*Your objective*
The records below need retyping in full; give them again exactly.

Data excerpts
---+---

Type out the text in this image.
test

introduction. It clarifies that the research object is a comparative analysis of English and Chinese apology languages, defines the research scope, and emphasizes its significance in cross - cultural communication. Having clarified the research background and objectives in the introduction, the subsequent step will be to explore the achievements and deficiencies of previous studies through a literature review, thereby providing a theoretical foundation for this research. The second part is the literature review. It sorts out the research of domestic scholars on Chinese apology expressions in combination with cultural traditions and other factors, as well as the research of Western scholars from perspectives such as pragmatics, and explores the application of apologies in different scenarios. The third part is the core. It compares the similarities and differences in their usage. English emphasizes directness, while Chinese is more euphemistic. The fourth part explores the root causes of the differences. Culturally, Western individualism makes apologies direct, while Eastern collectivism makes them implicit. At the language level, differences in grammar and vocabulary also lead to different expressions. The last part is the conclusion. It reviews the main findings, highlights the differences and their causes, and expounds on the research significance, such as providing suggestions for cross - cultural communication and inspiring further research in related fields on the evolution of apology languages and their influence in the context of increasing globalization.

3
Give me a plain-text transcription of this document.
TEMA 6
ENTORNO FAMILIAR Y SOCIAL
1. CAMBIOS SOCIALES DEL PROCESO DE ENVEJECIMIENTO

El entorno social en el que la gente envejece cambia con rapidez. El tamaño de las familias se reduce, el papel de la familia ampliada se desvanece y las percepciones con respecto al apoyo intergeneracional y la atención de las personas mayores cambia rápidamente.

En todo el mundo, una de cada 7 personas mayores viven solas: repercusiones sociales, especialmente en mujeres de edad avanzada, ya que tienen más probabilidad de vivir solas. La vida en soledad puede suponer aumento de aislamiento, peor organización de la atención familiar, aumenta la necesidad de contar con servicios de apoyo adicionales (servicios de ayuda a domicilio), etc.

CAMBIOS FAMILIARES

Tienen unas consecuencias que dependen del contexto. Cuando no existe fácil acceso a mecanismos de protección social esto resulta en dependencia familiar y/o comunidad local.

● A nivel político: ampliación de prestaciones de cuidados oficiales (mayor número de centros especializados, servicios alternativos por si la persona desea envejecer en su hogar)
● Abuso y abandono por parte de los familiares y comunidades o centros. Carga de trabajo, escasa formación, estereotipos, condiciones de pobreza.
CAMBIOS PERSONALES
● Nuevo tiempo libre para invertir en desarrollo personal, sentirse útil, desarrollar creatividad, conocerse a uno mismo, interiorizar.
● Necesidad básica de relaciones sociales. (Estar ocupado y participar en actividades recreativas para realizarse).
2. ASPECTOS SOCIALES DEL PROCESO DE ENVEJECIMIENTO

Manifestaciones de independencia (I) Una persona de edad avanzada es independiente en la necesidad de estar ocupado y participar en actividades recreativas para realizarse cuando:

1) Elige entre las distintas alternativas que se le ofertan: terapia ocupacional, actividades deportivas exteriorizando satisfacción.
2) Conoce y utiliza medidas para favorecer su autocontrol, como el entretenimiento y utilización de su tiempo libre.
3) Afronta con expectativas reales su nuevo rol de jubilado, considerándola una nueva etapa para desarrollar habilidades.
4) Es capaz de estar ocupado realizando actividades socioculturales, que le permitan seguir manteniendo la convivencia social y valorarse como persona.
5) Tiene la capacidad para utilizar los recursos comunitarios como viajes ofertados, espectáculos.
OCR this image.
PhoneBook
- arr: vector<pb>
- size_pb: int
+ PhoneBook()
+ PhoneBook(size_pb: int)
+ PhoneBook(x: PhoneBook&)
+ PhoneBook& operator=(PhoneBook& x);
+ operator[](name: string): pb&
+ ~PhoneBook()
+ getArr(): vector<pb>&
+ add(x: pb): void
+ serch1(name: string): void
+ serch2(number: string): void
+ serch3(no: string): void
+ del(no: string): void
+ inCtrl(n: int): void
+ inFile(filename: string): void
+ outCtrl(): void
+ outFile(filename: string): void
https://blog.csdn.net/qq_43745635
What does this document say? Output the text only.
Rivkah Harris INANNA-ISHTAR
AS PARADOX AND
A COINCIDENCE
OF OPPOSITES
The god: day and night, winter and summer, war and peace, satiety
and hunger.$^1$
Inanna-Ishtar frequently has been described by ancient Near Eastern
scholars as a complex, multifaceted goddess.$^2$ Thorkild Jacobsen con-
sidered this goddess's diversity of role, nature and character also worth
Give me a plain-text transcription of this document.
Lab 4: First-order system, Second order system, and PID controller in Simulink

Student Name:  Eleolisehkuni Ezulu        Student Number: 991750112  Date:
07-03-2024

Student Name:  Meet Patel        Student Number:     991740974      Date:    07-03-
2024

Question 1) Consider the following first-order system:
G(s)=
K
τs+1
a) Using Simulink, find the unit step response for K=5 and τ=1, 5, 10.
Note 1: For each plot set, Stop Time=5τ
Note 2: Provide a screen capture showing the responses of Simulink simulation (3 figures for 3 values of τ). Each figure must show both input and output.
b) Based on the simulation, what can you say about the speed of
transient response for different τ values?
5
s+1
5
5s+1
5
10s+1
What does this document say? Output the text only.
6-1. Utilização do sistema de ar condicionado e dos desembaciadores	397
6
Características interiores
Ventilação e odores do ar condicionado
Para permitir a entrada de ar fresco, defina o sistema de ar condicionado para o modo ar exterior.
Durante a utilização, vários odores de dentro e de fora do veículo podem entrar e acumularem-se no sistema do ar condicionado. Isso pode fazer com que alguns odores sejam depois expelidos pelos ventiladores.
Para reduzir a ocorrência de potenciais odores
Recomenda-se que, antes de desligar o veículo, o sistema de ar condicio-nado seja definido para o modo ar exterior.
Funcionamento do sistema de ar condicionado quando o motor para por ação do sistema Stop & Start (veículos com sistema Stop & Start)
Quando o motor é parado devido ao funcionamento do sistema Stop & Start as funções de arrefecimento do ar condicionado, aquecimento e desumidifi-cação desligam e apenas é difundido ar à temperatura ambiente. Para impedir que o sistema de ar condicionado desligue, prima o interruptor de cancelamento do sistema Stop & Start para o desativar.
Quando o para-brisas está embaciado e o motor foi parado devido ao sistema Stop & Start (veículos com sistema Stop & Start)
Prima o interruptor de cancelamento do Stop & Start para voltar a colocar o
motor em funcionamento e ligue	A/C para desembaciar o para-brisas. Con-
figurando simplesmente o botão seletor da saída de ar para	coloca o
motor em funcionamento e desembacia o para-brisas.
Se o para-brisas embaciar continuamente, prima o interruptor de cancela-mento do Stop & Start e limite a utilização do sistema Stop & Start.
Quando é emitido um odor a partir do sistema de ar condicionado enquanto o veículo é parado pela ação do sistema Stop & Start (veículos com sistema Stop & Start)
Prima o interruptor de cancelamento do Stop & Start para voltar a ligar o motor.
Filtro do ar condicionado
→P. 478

---+---

*The response*
Type out the text in this image.
test

introduction. It clarifies that the research object is a comparative analysis of English and Chinese apology languages, defines the research scope, and emphasizes its significance in cross - cultural communication. Having clarified the research background and objectives in the introduction, the subsequent step will be to explore the achievements and deficiencies of previous studies through a literature review, thereby providing a theoretical foundation for this research. The second part is the literature review. It sorts out the research of domestic scholars on Chinese apology expressions in combination with cultural traditions and other factors, as well as the research of Western scholars from perspectives such as pragmatics, and explores the application of apologies in different scenarios. The third part is the core. It compares the similarities and differences in their usage. English emphasizes directness, while Chinese is more euphemistic. The fourth part explores the root causes of the differences. Culturally, Western individualism makes apologies direct, while Eastern collectivism makes them implicit. At the language level, differences in grammar and vocabulary also lead to different expressions. The last part is the conclusion. It reviews the main findings, highlights the differences and their causes, and expounds on the research significance, such as providing suggestions for cross - cultural communication and inspiring further research in related fields on the evolution of apology languages and their influence in the context of increasing globalization.

3
Give me a plain-text transcription of this document.
TEMA 6
ENTORNO FAMILIAR Y SOCIAL
1. CAMBIOS SOCIALES DEL PROCESO DE ENVEJECIMIENTO

El entorno social en el que la gente envejece cambia con rapidez. El tamaño de las familias se reduce, el papel de la familia ampliada se desvanece y las percepciones con respecto al apoyo intergeneracional y la atención de las personas mayores cambia rápidamente.

En todo el mundo, una de cada 7 personas mayores viven solas: repercusiones sociales, especialmente en mujeres de edad avanzada, ya que tienen más probabilidad de vivir solas. La vida en soledad puede suponer aumento de aislamiento, peor organización de la atención familiar, aumenta la necesidad de contar con servicios de apoyo adicionales (servicios de ayuda a domicilio), etc.

CAMBIOS FAMILIARES

Tienen unas consecuencias que dependen del contexto. Cuando no existe fácil acceso a mecanismos de protección social esto resulta en dependencia familiar y/o comunidad local.

● A nivel político: ampliación de prestaciones de cuidados oficiales (mayor número de centros especializados, servicios alternativos por si la persona desea envejecer en su hogar)
● Abuso y abandono por parte de los familiares y comunidades o centros. Carga de trabajo, escasa formación, estereotipos, condiciones de pobreza.
CAMBIOS PERSONALES
● Nuevo tiempo libre para invertir en desarrollo personal, sentirse útil, desarrollar creatividad, conocerse a uno mismo, interiorizar.
● Necesidad básica de relaciones sociales. (Estar ocupado y participar en actividades recreativas para realizarse).
2. ASPECTOS SOCIALES DEL PROCESO DE ENVEJECIMIENTO

Manifestaciones de independencia (I) Una persona de edad avanzada es independiente en la necesidad de estar ocupado y participar en actividades recreativas para realizarse cuando:

1) Elige entre las distintas alternativas que se le ofertan: terapia ocupacional, actividades deportivas exteriorizando satisfacción.
2) Conoce y utiliza medidas para favorecer su autocontrol, como el entretenimiento y utilización de su tiempo libre.
3) Afronta con expectativas reales su nuevo rol de jubilado, considerándola una nueva etapa para desarrollar habilidades.
4) Es capaz de estar ocupado realizando actividades socioculturales, que le permitan seguir manteniendo la convivencia social y valorarse como persona.
5) Tiene la capacidad para utilizar los recursos comunitarios como viajes ofertados, espectáculos.
OCR this image.
PhoneBook
- arr: vector<pb>
- size_pb: int
+ PhoneBook()
+ PhoneBook(size_pb: int)
+ PhoneBook(x: PhoneBook&)
+ PhoneBook& operator=(PhoneBook& x);
+ operator[](name: string): pb&
+ ~PhoneBook()
+ getArr(): vector<pb>&
+ add(x: pb): void
+ serch1(name: string): void
+ serch2(number: string): void
+ serch3(no: string): void
+ del(no: string): void
+ inCtrl(n: int): void
+ inFile(filename: string): void
+ outCtrl(): void
+ outFile(filename: string): void
https://blog.csdn.net/qq_43745635
What does this document say? Output the text only.
Rivkah Harris INANNA-ISHTAR
AS PARADOX AND
A COINCIDENCE
OF OPPOSITES
The god: day and night, winter and summer, war and peace, satiety
and hunger.$^1$
Inanna-Ishtar frequently has been described by ancient Near Eastern
scholars as a complex, multifaceted goddess.$^2$ Thorkild Jacobsen con-
sidered this goddess's diversity of role, nature and character also worth
Give me a plain-text transcription of this document.
Lab 4: First-order system, Second order system, and PID controller in Simulink

Student Name:  Eleolisehkuni Ezulu        Student Number: 991750112  Date:
07-03-2024

Student Name:  Meet Patel        Student Number:     991740974      Date:    07-03-
2024

Question 1) Consider the following first-order system:
G(s)=
K
τs+1
a) Using Simulink, find the unit step response for K=5 and τ=1, 5, 10.
Note 1: For each plot set, Stop Time=5τ
Note 2: Provide a screen capture showing the responses of Simulink simulation (3 figures for 3 values of τ). Each figure must show both input and output.
b) Based on the simulation, what can you say about the speed of
transient response for different τ values?
5
s+1
5
5s+1
5
10s+1
What does this document say? Output the text only.
6-1. Utilização do sistema de ar condicionado e dos desembaciadores	397
6
Características interiores
Ventilação e odores do ar condicionado
Para permitir a entrada de ar fresco, defina o sistema de ar condicionado para o modo ar exterior.
Durante a utilização, vários odores de dentro e de fora do veículo podem entrar e acumularem-se no sistema do ar condicionado. Isso pode fazer com que alguns odores sejam depois expelidos pelos ventiladores.
Para reduzir a ocorrência de potenciais odores
Recomenda-se que, antes de desligar o veículo, o sistema de ar condicio-nado seja definido para o modo ar exterior.
Funcionamento do sistema de ar condicionado quando o motor para por ação do sistema Stop & Start (veículos com sistema Stop & Start)
Quando o motor é parado devido ao funcionamento do sistema Stop & Start as funções de arrefecimento do ar condicionado, aquecimento e desumidifi-cação desligam e apenas é difundido ar à temperatura ambiente. Para impedir que o sistema de ar condicionado desligue, prima o interruptor de cancelamento do sistema Stop & Start para o desativar.
Quando o para-brisas está embaciado e o motor foi parado devido ao sistema Stop & Start (veículos com sistema Stop & Start)
Prima o interruptor de cancelamento do Stop & Start para voltar a colocar o
motor em funcionamento e ligue	A/C para desembaciar o para-brisas. Con-
figurando simplesmente o botão seletor da saída de ar para	coloca o
motor em funcionamento e desembacia o para-brisas.
Se o para-brisas embaciar continuamente, prima o interruptor de cancela-mento do Stop & Start e limite a utilização do sistema Stop & Start.
Quando é emitido um odor a partir do sistema de ar condicionado enquanto o veículo é parado pela ação do sistema Stop & Start (veículos com sistema Stop & Start)
Prima o interruptor de cancelamento do Stop & Start para voltar a ligar o motor.
Filtro do ar condicionado
→P. 478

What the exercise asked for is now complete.